# TEXT SHOWN:
------


    • Fabian AlderseyMEMBER

      Meh. It’ll allow me to build up a bigger deposit. I hope some of my friends are able to sell their houses (but then again, some of my other friends will probably buy those houses). It’s hard to imagine another sustained surge in houses at this point, but if so, then we’ll be back to a correction in a year, with mortgagees complaining if the RBA tries to lift rates from 2% (or wherever they are at that point).

      • It’s cold and lonely out in the winter of any asset price correction, FA. Trust me, I know! Keeping the faith will be harder than it appears; even from where you sit, today.

      • I wrote a detailed article comparing the Australian and New Zealand experiences in this week’s issue of MacroInvestor. There are some striking similarities, but also some key differences, mostly on the supply-side.

  2. Does anyone have a break up of off the plan sales or new sales over existing property sales?

    It would be extremely useful to see how the new grants for new dwellings are affecting purchasing decisions. If there is a pick up in construction there could be a decrease in unemployment and a transition that the RBA keeps on harping on about.

------

# EXTRACTED MATERIAL:
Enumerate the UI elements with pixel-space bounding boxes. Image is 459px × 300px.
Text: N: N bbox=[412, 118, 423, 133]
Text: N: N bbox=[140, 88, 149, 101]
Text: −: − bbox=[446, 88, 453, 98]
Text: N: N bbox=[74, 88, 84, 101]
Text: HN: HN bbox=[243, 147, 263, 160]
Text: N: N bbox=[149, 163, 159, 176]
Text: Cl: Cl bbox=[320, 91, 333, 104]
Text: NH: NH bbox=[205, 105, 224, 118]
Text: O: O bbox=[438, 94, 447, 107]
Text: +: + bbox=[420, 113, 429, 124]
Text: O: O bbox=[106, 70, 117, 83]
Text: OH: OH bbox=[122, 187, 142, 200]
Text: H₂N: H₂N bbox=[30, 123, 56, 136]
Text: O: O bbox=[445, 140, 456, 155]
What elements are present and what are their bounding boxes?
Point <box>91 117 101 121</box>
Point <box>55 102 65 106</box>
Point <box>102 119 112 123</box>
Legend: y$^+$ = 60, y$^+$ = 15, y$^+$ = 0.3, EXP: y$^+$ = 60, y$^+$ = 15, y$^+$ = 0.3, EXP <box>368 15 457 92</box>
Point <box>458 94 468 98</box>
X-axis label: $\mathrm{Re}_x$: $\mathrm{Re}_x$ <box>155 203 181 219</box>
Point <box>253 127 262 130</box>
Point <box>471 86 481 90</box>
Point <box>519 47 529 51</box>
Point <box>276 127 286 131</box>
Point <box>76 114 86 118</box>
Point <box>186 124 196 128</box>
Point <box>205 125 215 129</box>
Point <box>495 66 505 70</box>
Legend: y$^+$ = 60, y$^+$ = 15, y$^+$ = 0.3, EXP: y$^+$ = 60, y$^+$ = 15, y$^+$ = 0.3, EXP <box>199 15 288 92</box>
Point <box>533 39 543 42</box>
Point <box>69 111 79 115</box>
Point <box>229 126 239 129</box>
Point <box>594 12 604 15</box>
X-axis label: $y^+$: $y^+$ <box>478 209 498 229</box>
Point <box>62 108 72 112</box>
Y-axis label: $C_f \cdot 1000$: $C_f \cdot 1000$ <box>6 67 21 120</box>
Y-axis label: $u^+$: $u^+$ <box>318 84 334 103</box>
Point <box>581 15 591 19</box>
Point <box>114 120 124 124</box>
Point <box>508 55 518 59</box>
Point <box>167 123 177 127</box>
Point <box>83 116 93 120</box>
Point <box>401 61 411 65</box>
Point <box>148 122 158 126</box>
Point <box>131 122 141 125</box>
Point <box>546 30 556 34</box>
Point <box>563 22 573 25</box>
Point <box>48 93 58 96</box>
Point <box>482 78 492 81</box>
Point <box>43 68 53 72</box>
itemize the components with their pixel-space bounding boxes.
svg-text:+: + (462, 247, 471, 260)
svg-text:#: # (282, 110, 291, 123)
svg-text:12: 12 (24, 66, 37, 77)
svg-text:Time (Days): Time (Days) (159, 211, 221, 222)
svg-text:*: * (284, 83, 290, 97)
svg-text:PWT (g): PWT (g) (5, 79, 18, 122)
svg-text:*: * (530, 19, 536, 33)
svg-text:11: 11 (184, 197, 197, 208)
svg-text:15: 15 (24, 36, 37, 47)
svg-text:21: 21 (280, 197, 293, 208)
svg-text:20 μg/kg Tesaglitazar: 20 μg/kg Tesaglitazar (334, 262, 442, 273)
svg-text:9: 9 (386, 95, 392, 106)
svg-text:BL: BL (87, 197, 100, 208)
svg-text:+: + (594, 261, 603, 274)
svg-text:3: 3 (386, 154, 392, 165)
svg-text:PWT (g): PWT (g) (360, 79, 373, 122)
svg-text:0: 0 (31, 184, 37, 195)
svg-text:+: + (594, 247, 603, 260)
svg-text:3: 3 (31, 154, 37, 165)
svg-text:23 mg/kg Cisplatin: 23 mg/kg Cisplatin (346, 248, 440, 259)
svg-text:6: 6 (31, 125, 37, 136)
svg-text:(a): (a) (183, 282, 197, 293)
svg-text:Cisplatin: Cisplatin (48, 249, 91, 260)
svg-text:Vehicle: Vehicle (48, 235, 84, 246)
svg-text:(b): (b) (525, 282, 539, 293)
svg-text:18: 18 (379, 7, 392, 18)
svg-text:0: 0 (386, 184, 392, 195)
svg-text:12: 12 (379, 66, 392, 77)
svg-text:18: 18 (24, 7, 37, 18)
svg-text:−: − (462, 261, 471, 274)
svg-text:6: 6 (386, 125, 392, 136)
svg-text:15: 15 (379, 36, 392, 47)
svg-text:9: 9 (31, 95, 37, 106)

------

# WHAT IS EXPECTED:
Continue the housing comment thread from its last sentence. The items have no connection to the housing comment thread.

# RESPONSE BELOW:
  3. We are reminded again and again just how slow moving the land market is as we squabble over 2 per cent movements. Those long see rises as a ratchet; the sceptics, paradise postponed.

    Let’s ask some different questions: What is the economic utility of high land prices? Is it in anyone’s long term interest to snare young adults into a lifetime of debt serviced from highly-taxed wages? Is economic depression a necessary pre-condition to genuine tax reform?

    Economics is the sum of our actions. So act.

    Don’t Buy Now!

    • Having suffered the most shameless and relentless financial spruiking on the part of the vested property interests monolith, statements of this kind cannot be uttered enough.

      Despite massive efforts at reinflation, the bubble is simply quivering slightly back and forth around the same limits as 2 years ago.

      Like a real party balloon, the skin will begin to wrinkle, and the volume contract. Soon, two thirds its original size, it will gather dust and dander in a forgotten corner of the national loungeroom.

      Attempts to reinflate its tired tissues will simply bring about prompt collapse.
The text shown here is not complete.